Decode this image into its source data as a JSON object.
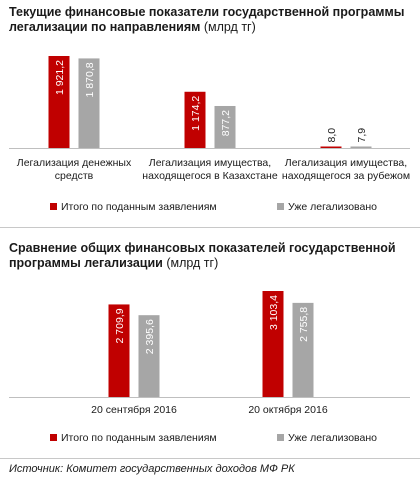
{
  "chart_data": [
    {
      "type": "bar",
      "title": "Текущие финансовые показатели государственной программы легализации по направлениям",
      "unit": "(млрд тг)",
      "categories": [
        [
          "Легализация денежных",
          "средств"
        ],
        [
          "Легализация имущества,",
          "находящегося в Казахстане"
        ],
        [
          "Легализация имущества,",
          "находящегося за рубежом"
        ]
      ],
      "series": [
        {
          "name": "Итого по поданным заявлениям",
          "color": "#c00000",
          "values": [
            1921.2,
            1174.2,
            8.0
          ],
          "labels": [
            "1 921,2",
            "1 174,2",
            "8,0"
          ]
        },
        {
          "name": "Уже легализовано",
          "color": "#a6a6a6",
          "values": [
            1870.8,
            877.2,
            7.9
          ],
          "labels": [
            "1 870,8",
            "877,2",
            "7,9"
          ]
        }
      ],
      "ylim": [
        0,
        1921.2
      ],
      "legend": "bottom",
      "grid": false
    },
    {
      "type": "bar",
      "title": "Сравнение общих финансовых показателей государственной программы легализации",
      "unit": "(млрд тг)",
      "categories": [
        [
          "20 сентября 2016"
        ],
        [
          "20 октября 2016"
        ]
      ],
      "series": [
        {
          "name": "Итого по поданным заявлениям",
          "color": "#c00000",
          "values": [
            2709.9,
            3103.4
          ],
          "labels": [
            "2 709,9",
            "3 103,4"
          ]
        },
        {
          "name": "Уже легализовано",
          "color": "#a6a6a6",
          "values": [
            2395.6,
            2755.8
          ],
          "labels": [
            "2 395,6",
            "2 755,8"
          ]
        }
      ],
      "ylim": [
        0,
        3103.4
      ],
      "legend": "bottom",
      "grid": false
    }
  ],
  "source": "Источник: Комитет государственных доходов МФ РК"
}
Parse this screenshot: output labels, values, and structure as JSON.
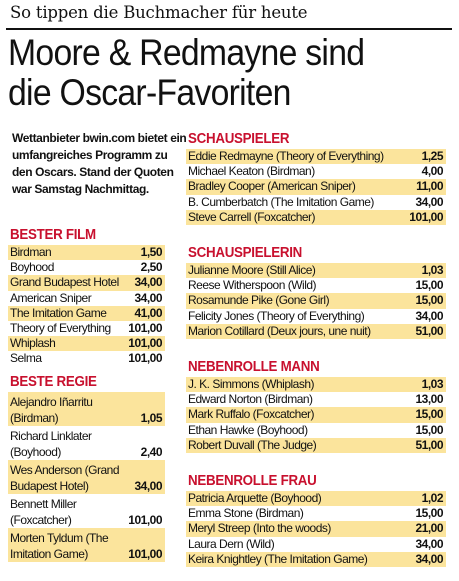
{
  "kicker": "So tippen die Buchmacher für heute",
  "headline": {
    "line1": "Moore & Redmayne sind",
    "line2": "die Oscar-Favoriten"
  },
  "intro": "Wettanbieter bwin.com bietet ein umfangreiches Programm zu den Oscars. Stand der Quoten war Samstag Nachmittag.",
  "sections": {
    "bester_film": {
      "title": "BESTER FILM",
      "rows": [
        {
          "name": "Birdman",
          "odds": "1,50"
        },
        {
          "name": "Boyhood",
          "odds": "2,50"
        },
        {
          "name": "Grand Budapest Hotel",
          "odds": "34,00"
        },
        {
          "name": "American Sniper",
          "odds": "34,00"
        },
        {
          "name": "The Imitation Game",
          "odds": "41,00"
        },
        {
          "name": "Theory of Everything",
          "odds": "101,00"
        },
        {
          "name": "Whiplash",
          "odds": "101,00"
        },
        {
          "name": "Selma",
          "odds": "101,00"
        }
      ]
    },
    "beste_regie": {
      "title": "BESTE REGIE",
      "rows": [
        {
          "name": "Alejandro Iñarritu (Birdman)",
          "odds": "1,05"
        },
        {
          "name": "Richard Linklater (Boyhood)",
          "odds": "2,40"
        },
        {
          "name": "Wes Anderson (Grand Budapest Hotel)",
          "odds": "34,00"
        },
        {
          "name": "Bennett Miller (Foxcatcher)",
          "odds": "101,00"
        },
        {
          "name": "Morten Tyldum (The Imitation Game)",
          "odds": "101,00"
        }
      ]
    },
    "schauspieler": {
      "title": "SCHAUSPIELER",
      "rows": [
        {
          "name": "Eddie Redmayne (Theory of Everything)",
          "odds": "1,25"
        },
        {
          "name": "Michael Keaton (Birdman)",
          "odds": "4,00"
        },
        {
          "name": "Bradley Cooper (American Sniper)",
          "odds": "11,00"
        },
        {
          "name": "B. Cumberbatch (The Imitation Game)",
          "odds": "34,00"
        },
        {
          "name": "Steve Carrell (Foxcatcher)",
          "odds": "101,00"
        }
      ]
    },
    "schauspielerin": {
      "title": "SCHAUSPIELERIN",
      "rows": [
        {
          "name": "Julianne Moore (Still Alice)",
          "odds": "1,03"
        },
        {
          "name": "Reese Witherspoon (Wild)",
          "odds": "15,00"
        },
        {
          "name": "Rosamunde Pike (Gone Girl)",
          "odds": "15,00"
        },
        {
          "name": "Felicity Jones (Theory of Everything)",
          "odds": "34,00"
        },
        {
          "name": "Marion Cotillard (Deux jours, une nuit)",
          "odds": "51,00"
        }
      ]
    },
    "nebenrolle_mann": {
      "title": "NEBENROLLE MANN",
      "rows": [
        {
          "name": "J. K. Simmons (Whiplash)",
          "odds": "1,03"
        },
        {
          "name": "Edward Norton (Birdman)",
          "odds": "13,00"
        },
        {
          "name": "Mark Ruffalo (Foxcatcher)",
          "odds": "15,00"
        },
        {
          "name": "Ethan Hawke (Boyhood)",
          "odds": "15,00"
        },
        {
          "name": "Robert Duvall (The Judge)",
          "odds": "51,00"
        }
      ]
    },
    "nebenrolle_frau": {
      "title": "NEBENROLLE FRAU",
      "rows": [
        {
          "name": "Patricia Arquette (Boyhood)",
          "odds": "1,02"
        },
        {
          "name": "Emma Stone (Birdman)",
          "odds": "15,00"
        },
        {
          "name": "Meryl Streep (Into the woods)",
          "odds": "21,00"
        },
        {
          "name": "Laura Dern (Wild)",
          "odds": "34,00"
        },
        {
          "name": "Keira Knightley (The Imitation Game)",
          "odds": "34,00"
        }
      ]
    }
  },
  "colors": {
    "section_title": "#c8102e",
    "row_shade": "#fbe49c",
    "text": "#111111"
  }
}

**INSTRUCTION**
Select every line of the records holding the string "Birdman".

**WRITTEN SOLUTION**
          "name": "Birdman",
          "name": "Alejandro Iñarritu (Birdman)",
          "name": "Michael Keaton (Birdman)",
          "name": "Edward Norton (Birdman)",
          "name": "Emma Stone (Birdman)",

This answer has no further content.